EXERCISE AIM:
Reproduce each line bearing the word "reduce".

DATA FOR PROCESSING:
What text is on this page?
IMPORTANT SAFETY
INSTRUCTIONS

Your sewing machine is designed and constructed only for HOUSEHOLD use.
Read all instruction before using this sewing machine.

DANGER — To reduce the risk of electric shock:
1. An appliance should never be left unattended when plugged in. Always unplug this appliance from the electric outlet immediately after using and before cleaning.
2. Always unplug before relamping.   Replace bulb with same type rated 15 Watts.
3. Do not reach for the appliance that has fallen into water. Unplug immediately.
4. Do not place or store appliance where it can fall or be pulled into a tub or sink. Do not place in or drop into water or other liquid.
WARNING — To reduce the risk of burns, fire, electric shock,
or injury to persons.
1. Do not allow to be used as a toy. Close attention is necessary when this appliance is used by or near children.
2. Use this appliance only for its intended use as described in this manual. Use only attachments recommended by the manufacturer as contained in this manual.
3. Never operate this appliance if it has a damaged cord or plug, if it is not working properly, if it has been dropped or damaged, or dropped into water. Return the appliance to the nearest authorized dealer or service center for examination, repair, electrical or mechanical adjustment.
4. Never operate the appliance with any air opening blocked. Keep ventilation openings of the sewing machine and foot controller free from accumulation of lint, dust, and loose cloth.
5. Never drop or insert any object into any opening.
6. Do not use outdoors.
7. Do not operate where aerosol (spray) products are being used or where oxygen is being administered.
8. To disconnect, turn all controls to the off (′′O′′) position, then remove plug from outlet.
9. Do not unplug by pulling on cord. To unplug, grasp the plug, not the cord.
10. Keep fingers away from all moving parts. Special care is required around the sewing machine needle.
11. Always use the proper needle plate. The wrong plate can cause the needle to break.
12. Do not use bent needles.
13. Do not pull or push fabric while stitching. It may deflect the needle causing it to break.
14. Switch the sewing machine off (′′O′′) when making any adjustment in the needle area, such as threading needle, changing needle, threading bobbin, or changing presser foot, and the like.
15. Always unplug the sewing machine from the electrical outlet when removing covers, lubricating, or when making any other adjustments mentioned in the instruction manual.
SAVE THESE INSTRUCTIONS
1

OUTPUT FOR THIS EXERCISE:
DANGER — To reduce the risk of electric shock:
WARNING — To reduce the risk of burns, fire, electric shock,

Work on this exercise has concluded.